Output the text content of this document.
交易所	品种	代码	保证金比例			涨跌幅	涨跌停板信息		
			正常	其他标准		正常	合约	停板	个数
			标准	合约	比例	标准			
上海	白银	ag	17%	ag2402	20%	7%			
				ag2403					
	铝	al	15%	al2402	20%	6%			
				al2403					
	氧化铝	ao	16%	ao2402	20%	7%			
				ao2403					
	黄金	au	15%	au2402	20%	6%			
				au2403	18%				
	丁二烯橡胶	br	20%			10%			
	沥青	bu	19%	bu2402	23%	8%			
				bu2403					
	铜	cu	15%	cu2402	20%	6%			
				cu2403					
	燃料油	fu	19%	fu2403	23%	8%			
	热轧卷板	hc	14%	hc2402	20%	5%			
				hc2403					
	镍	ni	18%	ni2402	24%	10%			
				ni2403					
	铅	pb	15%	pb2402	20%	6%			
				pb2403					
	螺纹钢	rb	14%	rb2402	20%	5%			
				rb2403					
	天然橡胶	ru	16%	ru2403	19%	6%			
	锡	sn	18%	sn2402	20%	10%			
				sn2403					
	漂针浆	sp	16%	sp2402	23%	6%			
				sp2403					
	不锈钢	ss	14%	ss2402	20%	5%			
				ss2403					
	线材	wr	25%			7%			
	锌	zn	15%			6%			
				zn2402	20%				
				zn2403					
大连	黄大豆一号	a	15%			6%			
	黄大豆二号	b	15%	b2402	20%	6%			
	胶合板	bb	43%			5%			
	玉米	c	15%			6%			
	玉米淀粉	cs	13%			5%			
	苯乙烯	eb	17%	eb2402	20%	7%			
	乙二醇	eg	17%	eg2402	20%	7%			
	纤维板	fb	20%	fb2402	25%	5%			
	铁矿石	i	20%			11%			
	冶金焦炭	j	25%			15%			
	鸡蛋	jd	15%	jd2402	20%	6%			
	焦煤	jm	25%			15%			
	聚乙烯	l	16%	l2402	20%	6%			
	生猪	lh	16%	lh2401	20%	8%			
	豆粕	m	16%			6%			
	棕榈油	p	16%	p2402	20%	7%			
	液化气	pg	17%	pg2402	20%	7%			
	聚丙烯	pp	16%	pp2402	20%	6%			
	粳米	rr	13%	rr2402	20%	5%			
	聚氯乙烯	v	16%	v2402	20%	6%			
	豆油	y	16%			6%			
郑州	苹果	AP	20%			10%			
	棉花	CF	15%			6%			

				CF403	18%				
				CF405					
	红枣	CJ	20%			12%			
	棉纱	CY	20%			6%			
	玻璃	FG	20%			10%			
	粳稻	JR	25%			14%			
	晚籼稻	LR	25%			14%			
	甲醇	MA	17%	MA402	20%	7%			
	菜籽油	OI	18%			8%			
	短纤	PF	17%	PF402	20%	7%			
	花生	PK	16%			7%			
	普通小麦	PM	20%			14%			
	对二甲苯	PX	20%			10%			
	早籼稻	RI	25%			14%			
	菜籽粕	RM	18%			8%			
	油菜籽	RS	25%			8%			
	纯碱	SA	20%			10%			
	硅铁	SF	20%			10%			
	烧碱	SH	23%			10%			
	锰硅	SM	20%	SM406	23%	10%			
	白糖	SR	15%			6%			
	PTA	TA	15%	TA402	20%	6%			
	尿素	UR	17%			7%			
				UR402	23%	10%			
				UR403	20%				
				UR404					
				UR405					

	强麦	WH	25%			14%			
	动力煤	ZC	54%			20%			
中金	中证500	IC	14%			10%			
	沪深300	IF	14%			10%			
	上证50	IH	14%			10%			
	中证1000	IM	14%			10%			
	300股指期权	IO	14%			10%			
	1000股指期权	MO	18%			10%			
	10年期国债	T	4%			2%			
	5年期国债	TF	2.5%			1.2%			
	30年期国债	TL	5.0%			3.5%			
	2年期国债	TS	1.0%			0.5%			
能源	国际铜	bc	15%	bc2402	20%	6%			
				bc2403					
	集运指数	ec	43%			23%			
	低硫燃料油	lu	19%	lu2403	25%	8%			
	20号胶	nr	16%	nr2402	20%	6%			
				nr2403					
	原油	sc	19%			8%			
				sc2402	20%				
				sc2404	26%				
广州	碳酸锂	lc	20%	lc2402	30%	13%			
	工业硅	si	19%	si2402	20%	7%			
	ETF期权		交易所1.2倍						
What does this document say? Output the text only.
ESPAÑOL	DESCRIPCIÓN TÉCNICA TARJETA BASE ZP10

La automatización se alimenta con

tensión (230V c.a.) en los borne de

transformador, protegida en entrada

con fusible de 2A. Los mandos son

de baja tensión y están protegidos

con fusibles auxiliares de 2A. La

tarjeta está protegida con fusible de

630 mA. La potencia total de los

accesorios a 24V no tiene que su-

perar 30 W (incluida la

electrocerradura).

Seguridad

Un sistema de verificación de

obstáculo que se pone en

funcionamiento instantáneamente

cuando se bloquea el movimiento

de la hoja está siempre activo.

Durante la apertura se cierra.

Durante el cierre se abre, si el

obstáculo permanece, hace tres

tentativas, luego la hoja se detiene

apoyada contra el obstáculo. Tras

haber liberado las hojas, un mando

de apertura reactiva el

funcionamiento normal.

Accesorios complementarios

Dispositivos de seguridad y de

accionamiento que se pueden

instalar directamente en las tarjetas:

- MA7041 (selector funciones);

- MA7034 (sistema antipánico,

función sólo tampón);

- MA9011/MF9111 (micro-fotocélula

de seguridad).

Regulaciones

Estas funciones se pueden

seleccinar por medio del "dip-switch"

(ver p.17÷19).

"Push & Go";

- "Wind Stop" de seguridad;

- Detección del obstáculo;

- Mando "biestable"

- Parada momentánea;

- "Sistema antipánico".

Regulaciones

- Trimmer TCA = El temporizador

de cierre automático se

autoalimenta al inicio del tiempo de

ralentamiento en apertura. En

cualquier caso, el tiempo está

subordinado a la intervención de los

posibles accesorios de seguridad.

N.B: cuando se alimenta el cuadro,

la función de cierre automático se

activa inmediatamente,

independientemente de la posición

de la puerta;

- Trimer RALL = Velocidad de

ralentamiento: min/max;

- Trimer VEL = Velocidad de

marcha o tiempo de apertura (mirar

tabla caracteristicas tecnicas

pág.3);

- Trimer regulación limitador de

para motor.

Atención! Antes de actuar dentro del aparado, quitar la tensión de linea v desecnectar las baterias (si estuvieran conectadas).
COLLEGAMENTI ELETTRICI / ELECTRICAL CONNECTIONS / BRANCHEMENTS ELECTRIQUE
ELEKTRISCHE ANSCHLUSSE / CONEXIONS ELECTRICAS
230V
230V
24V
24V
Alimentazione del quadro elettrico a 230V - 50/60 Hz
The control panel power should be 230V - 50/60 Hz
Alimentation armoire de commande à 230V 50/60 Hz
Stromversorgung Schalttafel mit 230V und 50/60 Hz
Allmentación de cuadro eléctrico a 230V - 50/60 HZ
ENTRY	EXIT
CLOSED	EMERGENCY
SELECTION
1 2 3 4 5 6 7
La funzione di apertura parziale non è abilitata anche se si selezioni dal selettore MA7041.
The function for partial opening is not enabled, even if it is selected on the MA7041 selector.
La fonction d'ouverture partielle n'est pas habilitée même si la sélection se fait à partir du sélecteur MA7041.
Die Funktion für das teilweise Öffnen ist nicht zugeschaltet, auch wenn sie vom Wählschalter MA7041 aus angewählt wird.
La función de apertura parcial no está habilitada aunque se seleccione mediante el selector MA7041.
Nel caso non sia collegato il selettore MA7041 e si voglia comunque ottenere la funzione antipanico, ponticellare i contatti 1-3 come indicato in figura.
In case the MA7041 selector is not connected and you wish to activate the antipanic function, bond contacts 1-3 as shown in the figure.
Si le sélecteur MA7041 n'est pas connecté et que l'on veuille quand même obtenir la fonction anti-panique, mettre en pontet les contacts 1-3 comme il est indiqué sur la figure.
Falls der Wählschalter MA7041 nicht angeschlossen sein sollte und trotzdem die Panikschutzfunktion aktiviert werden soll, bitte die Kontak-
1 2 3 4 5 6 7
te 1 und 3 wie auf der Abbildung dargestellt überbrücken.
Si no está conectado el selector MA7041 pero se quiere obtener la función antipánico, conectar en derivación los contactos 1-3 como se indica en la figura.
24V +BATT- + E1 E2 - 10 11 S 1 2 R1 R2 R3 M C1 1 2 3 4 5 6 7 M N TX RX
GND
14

================================

Across the entries, how many lines contain "cierre"? Reply with the number only.

The output:
3